## Set task
Copy each line containing the word "name" from the records that follow, please.

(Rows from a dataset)
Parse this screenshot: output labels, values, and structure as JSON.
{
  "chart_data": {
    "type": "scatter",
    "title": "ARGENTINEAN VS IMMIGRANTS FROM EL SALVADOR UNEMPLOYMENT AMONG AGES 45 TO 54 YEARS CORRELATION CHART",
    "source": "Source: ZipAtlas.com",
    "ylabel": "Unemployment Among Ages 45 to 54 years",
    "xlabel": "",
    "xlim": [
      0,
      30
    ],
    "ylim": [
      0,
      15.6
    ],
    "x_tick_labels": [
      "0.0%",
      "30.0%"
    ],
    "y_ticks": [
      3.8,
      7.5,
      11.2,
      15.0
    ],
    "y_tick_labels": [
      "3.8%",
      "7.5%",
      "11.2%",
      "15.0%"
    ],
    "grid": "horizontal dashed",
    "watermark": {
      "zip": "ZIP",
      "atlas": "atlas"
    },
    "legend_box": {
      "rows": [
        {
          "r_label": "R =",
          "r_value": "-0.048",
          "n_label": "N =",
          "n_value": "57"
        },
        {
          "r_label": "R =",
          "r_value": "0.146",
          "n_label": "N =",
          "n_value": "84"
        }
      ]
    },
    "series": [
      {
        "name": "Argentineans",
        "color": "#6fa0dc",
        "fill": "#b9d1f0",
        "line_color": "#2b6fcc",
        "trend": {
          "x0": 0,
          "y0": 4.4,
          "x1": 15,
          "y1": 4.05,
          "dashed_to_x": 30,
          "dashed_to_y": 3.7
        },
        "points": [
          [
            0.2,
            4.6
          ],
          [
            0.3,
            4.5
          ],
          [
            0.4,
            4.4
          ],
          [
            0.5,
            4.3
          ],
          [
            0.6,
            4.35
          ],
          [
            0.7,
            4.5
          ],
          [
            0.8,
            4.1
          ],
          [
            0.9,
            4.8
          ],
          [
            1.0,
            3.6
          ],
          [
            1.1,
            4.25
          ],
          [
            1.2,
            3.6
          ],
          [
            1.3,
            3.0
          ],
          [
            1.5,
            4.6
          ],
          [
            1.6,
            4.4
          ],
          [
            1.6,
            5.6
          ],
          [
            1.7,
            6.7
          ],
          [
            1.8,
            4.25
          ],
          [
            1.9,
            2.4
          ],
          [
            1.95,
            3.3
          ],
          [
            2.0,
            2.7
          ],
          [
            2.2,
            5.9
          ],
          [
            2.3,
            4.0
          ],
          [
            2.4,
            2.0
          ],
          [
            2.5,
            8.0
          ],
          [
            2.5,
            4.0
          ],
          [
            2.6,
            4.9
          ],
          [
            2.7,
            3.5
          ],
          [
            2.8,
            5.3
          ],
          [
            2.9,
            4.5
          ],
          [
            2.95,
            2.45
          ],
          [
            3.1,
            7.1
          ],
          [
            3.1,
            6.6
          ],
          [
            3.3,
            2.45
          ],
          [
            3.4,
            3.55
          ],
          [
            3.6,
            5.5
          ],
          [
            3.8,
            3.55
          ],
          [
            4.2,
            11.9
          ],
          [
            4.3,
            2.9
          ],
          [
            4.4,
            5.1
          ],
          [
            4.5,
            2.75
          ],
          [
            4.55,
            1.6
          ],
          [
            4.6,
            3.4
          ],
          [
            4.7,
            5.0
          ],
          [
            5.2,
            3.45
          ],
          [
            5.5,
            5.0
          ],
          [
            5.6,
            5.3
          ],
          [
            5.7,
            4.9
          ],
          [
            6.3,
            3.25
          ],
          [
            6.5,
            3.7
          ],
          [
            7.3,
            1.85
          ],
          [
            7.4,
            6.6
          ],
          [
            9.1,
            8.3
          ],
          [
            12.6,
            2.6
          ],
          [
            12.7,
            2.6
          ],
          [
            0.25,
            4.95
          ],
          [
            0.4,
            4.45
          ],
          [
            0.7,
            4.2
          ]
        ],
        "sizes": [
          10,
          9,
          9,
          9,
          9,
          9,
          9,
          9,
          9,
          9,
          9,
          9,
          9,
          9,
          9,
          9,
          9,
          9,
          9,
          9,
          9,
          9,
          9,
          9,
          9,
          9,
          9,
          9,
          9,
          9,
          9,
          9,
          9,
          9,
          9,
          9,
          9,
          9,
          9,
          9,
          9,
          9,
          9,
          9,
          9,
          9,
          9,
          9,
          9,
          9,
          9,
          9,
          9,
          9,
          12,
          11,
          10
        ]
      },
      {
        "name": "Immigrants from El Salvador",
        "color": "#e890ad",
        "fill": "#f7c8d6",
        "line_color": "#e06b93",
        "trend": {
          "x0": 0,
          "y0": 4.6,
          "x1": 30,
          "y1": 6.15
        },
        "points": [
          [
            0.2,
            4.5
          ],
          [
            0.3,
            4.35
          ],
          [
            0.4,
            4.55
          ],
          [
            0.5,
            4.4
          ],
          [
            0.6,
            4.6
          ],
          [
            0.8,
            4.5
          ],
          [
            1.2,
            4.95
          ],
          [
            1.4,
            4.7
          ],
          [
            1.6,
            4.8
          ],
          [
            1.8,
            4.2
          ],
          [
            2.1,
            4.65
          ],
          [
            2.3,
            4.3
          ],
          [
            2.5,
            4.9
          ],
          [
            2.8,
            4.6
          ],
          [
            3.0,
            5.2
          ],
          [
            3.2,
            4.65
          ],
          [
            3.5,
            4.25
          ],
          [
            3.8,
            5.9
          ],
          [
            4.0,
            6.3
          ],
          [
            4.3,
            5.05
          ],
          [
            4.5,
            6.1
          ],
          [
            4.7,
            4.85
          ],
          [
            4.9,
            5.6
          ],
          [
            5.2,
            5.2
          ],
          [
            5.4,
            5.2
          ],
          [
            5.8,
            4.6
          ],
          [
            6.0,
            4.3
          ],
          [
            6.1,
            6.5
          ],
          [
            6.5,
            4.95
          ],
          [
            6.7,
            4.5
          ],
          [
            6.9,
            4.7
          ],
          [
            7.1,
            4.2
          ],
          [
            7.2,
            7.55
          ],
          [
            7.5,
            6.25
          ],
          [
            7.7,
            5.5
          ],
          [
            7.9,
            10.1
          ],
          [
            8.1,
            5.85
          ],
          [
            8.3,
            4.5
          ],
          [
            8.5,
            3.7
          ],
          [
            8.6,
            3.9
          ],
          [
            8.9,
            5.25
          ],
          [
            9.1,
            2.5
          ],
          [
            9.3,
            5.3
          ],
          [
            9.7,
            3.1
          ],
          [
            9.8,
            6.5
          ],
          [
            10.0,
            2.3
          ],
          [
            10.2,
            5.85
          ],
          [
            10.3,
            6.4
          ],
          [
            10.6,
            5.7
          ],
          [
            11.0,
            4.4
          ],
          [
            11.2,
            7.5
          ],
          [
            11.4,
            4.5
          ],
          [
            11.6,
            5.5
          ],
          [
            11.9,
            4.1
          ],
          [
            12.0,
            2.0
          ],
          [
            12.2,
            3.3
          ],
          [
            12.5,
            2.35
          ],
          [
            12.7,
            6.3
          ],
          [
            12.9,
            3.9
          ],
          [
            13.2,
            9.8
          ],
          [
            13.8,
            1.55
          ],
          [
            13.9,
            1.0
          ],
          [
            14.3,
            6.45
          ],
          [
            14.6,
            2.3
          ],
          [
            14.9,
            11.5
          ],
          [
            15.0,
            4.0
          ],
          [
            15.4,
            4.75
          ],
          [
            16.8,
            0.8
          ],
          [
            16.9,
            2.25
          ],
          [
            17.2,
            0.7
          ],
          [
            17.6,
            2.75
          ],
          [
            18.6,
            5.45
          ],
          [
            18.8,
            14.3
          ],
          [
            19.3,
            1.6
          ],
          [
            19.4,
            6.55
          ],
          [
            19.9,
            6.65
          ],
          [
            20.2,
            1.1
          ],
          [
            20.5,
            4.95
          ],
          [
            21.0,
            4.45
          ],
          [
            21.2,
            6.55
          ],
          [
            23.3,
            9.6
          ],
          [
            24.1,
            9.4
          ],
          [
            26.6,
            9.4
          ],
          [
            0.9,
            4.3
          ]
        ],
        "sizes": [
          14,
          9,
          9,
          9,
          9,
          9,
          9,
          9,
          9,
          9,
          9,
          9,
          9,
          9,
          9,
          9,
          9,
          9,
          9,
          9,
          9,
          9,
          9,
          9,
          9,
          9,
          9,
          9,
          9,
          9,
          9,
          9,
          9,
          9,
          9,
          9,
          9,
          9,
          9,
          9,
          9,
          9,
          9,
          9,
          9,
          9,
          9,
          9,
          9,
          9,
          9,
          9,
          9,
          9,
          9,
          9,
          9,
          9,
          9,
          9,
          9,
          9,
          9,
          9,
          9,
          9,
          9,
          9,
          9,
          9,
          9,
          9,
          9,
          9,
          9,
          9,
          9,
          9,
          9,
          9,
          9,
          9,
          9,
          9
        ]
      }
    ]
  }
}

## Result
        "name": "Argentineans",
        "name": "Immigrants from El Salvador",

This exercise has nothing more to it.